Copy out all of the material exactly.
** BEGIN **
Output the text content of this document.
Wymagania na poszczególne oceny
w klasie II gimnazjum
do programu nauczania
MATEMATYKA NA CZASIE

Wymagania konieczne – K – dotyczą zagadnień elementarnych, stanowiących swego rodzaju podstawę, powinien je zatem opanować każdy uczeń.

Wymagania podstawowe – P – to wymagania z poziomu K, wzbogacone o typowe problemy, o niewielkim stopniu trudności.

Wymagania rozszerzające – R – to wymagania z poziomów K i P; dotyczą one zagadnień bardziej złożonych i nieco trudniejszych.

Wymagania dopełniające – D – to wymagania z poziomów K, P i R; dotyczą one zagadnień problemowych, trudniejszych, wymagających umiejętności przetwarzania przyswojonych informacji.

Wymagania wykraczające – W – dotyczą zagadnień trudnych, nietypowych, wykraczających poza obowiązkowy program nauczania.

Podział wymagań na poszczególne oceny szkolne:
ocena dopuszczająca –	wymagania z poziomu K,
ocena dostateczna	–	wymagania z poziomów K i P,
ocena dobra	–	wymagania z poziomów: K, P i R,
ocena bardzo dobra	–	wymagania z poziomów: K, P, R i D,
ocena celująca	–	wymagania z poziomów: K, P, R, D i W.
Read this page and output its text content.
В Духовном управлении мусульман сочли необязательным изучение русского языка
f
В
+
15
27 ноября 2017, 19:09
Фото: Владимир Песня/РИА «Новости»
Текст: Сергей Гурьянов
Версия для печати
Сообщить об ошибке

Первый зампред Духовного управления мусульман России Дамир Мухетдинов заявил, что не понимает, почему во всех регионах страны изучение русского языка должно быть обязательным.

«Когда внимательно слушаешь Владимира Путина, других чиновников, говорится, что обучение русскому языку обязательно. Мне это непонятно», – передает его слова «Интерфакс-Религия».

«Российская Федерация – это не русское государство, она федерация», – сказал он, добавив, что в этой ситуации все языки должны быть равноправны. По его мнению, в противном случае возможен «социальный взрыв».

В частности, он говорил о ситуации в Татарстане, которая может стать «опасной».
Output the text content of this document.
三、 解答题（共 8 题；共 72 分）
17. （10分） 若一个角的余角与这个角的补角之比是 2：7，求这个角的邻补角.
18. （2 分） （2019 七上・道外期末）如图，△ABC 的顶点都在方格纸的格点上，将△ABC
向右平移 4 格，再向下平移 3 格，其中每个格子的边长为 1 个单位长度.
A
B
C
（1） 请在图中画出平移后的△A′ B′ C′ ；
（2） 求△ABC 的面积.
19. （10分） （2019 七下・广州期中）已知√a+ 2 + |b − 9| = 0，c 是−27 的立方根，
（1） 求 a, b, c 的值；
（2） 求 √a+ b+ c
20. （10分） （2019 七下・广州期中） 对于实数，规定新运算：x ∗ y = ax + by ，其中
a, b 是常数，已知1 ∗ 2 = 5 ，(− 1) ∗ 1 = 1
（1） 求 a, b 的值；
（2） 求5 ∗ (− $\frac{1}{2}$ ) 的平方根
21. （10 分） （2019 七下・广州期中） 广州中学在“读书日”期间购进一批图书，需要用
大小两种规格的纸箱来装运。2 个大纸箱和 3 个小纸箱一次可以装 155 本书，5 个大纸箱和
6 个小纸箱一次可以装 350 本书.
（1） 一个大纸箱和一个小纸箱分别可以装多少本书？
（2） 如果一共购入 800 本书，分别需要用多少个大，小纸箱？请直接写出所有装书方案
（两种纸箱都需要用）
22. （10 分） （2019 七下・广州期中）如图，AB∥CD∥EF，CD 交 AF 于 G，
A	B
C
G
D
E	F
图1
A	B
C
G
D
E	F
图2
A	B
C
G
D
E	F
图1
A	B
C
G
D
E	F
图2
** END **
The completed task
Output the text content of this document.
Wymagania na poszczególne oceny
w klasie II gimnazjum
do programu nauczania
MATEMATYKA NA CZASIE

Wymagania konieczne – K – dotyczą zagadnień elementarnych, stanowiących swego rodzaju podstawę, powinien je zatem opanować każdy uczeń.

Wymagania podstawowe – P – to wymagania z poziomu K, wzbogacone o typowe problemy, o niewielkim stopniu trudności.

Wymagania rozszerzające – R – to wymagania z poziomów K i P; dotyczą one zagadnień bardziej złożonych i nieco trudniejszych.

Wymagania dopełniające – D – to wymagania z poziomów K, P i R; dotyczą one zagadnień problemowych, trudniejszych, wymagających umiejętności przetwarzania przyswojonych informacji.

Wymagania wykraczające – W – dotyczą zagadnień trudnych, nietypowych, wykraczających poza obowiązkowy program nauczania.

Podział wymagań na poszczególne oceny szkolne:
ocena dopuszczająca –	wymagania z poziomu K,
ocena dostateczna	–	wymagania z poziomów K i P,
ocena dobra	–	wymagania z poziomów: K, P i R,
ocena bardzo dobra	–	wymagania z poziomów: K, P, R i D,
ocena celująca	–	wymagania z poziomów: K, P, R, D i W.
Read this page and output its text content.
В Духовном управлении мусульман сочли необязательным изучение русского языка
f
В
+
15
27 ноября 2017, 19:09
Фото: Владимир Песня/РИА «Новости»
Текст: Сергей Гурьянов
Версия для печати
Сообщить об ошибке

Первый зампред Духовного управления мусульман России Дамир Мухетдинов заявил, что не понимает, почему во всех регионах страны изучение русского языка должно быть обязательным.

«Когда внимательно слушаешь Владимира Путина, других чиновников, говорится, что обучение русскому языку обязательно. Мне это непонятно», – передает его слова «Интерфакс-Религия».

«Российская Федерация – это не русское государство, она федерация», – сказал он, добавив, что в этой ситуации все языки должны быть равноправны. По его мнению, в противном случае возможен «социальный взрыв».

В частности, он говорил о ситуации в Татарстане, которая может стать «опасной».
Output the text content of this document.
三、 解答题（共 8 题；共 72 分）
17. （10分） 若一个角的余角与这个角的补角之比是 2：7，求这个角的邻补角.
18. （2 分） （2019 七上・道外期末）如图，△ABC 的顶点都在方格纸的格点上，将△ABC
向右平移 4 格，再向下平移 3 格，其中每个格子的边长为 1 个单位长度.
A
B
C
（1） 请在图中画出平移后的△A′ B′ C′ ；
（2） 求△ABC 的面积.
19. （10分） （2019 七下・广州期中）已知√a+ 2 + |b − 9| = 0，c 是−27 的立方根，
（1） 求 a, b, c 的值；
（2） 求 √a+ b+ c
20. （10分） （2019 七下・广州期中） 对于实数，规定新运算：x ∗ y = ax + by ，其中
a, b 是常数，已知1 ∗ 2 = 5 ，(− 1) ∗ 1 = 1
（1） 求 a, b 的值；
（2） 求5 ∗ (− $\frac{1}{2}$ ) 的平方根
21. （10 分） （2019 七下・广州期中） 广州中学在“读书日”期间购进一批图书，需要用
大小两种规格的纸箱来装运。2 个大纸箱和 3 个小纸箱一次可以装 155 本书，5 个大纸箱和
6 个小纸箱一次可以装 350 本书.
（1） 一个大纸箱和一个小纸箱分别可以装多少本书？
（2） 如果一共购入 800 本书，分别需要用多少个大，小纸箱？请直接写出所有装书方案
（两种纸箱都需要用）
22. （10 分） （2019 七下・广州期中）如图，AB∥CD∥EF，CD 交 AF 于 G，
A	B
C
G
D
E	F
图1
A	B
C
G
D
E	F
图2
A	B
C
G
D
E	F
图1
A	B
C
G
D
E	F
图2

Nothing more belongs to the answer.